Goal –
Report how many lines of these entries hold the string "JSON"; reply with the number alone.

Data entries –

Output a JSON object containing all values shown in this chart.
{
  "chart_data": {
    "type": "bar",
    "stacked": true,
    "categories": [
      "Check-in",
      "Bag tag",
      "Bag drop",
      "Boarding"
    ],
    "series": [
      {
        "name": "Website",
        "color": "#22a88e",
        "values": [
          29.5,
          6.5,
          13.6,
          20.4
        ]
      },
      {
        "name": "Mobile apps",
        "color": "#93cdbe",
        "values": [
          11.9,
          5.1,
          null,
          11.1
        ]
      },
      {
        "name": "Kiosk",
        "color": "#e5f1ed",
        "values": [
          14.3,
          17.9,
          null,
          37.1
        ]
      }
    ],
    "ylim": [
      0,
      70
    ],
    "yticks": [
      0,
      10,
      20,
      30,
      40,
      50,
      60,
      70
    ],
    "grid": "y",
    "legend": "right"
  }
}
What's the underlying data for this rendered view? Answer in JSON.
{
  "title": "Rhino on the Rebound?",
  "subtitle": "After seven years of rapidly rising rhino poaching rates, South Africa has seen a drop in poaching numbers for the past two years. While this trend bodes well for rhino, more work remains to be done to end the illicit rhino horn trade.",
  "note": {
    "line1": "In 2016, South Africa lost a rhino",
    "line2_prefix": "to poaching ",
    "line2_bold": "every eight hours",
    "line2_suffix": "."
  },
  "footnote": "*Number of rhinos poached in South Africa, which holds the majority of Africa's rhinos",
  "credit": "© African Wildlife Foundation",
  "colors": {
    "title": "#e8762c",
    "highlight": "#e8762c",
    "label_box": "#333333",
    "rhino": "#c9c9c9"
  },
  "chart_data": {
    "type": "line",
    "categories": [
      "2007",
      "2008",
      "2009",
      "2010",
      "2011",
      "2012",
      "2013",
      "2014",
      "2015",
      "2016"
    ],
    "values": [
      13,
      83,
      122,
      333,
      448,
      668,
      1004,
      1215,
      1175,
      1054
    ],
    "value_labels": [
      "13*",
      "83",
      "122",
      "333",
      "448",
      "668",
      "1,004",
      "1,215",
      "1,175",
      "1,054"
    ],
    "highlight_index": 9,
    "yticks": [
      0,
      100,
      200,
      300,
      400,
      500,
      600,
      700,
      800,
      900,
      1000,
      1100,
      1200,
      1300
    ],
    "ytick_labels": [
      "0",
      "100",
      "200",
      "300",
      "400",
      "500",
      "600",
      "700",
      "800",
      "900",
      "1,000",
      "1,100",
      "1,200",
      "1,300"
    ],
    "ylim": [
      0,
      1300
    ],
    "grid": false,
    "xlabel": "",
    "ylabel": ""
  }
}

Exercise output –
2